===== EXERCISE MATERIAL

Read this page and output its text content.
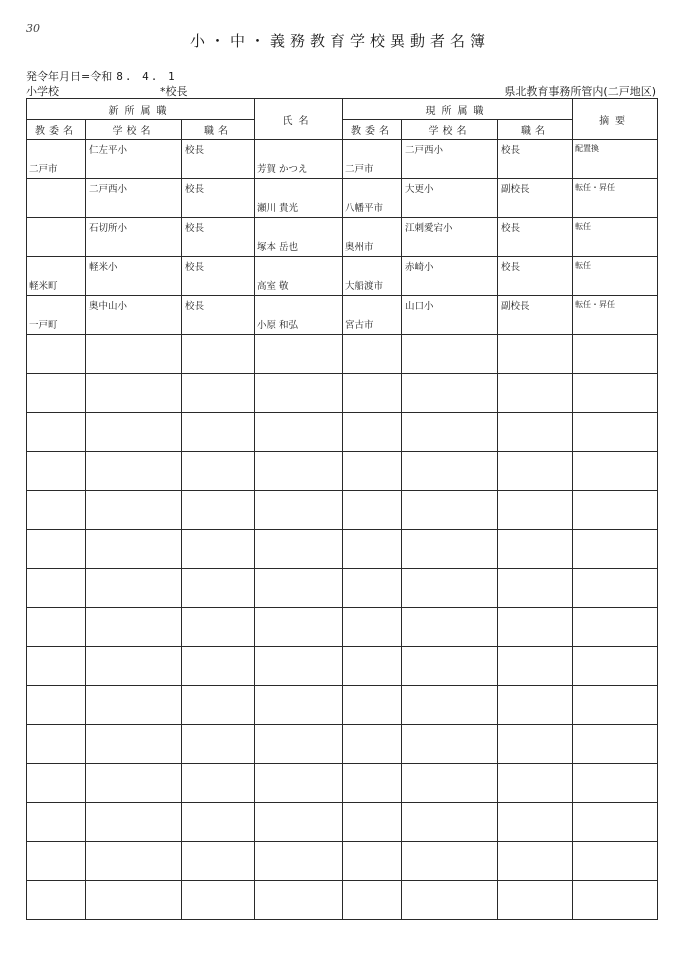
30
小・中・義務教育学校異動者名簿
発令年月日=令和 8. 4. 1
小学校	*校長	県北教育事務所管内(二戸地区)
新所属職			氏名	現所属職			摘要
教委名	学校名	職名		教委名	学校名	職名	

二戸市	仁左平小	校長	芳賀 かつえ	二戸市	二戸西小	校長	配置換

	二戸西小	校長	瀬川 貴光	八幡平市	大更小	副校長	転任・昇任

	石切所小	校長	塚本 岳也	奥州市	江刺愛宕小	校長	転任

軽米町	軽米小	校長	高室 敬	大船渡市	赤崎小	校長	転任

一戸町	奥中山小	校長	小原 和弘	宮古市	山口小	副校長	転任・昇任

==========
===== EXERCISE MATERIAL

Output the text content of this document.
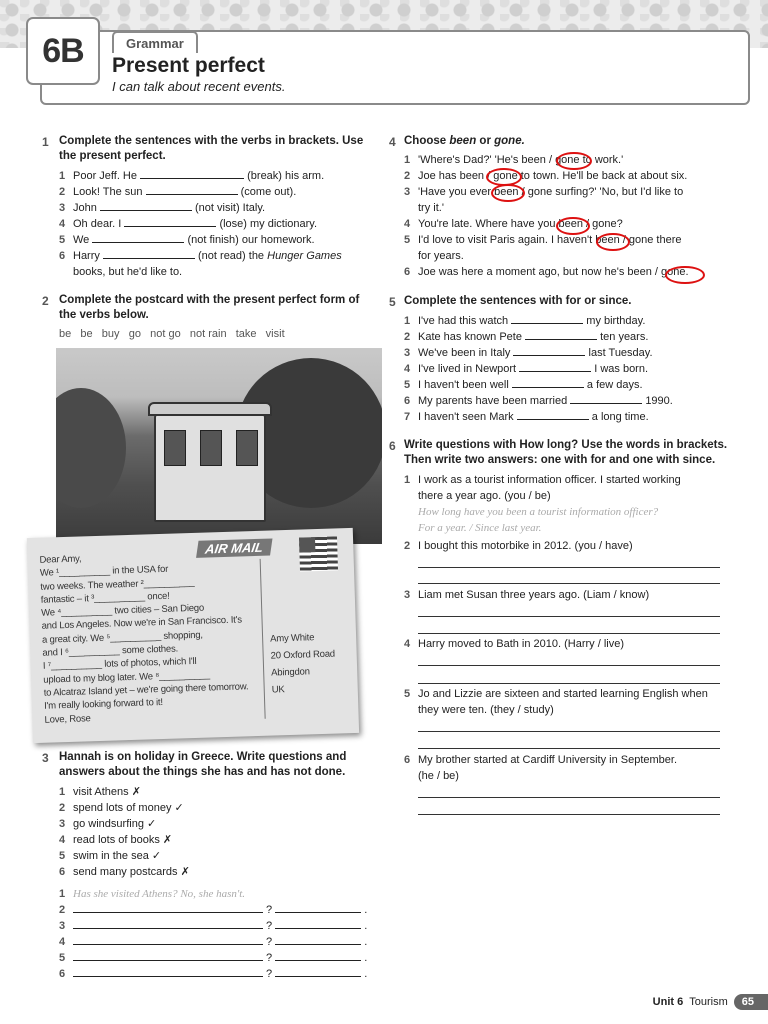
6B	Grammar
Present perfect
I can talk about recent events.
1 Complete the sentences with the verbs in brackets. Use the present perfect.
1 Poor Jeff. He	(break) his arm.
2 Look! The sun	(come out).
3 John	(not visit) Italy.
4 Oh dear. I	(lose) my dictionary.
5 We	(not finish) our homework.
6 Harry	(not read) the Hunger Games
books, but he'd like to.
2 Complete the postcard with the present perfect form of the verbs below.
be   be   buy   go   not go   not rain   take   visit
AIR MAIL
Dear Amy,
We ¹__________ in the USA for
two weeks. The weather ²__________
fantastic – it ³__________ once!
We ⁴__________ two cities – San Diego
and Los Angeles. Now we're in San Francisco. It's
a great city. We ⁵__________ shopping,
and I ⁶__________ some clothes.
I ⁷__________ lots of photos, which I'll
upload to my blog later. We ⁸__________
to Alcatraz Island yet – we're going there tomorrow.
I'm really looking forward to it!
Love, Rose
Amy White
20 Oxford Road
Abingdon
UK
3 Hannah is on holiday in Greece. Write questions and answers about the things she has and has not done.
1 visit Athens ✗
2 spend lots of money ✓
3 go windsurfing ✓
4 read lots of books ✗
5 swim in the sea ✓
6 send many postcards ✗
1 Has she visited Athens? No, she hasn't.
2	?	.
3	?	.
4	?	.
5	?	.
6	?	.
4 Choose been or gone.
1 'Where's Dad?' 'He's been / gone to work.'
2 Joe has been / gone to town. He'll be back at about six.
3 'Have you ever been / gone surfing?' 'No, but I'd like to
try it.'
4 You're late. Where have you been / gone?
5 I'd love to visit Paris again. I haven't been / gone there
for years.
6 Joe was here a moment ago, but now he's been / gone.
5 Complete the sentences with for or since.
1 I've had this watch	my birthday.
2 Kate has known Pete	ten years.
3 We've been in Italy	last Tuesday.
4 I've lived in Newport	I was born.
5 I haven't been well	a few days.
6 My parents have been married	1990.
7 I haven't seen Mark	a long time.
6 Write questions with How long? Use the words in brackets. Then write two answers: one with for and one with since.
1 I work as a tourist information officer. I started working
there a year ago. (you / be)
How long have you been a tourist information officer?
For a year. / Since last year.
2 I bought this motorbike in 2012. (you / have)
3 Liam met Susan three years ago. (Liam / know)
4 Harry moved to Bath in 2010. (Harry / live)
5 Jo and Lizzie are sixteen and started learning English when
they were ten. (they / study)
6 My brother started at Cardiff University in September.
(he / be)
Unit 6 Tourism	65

==========

**REQUIRED TASK:** Say how many lines of the listing above contain "long", with no other words.

**RESULT OF THIS EXERCISE:** 3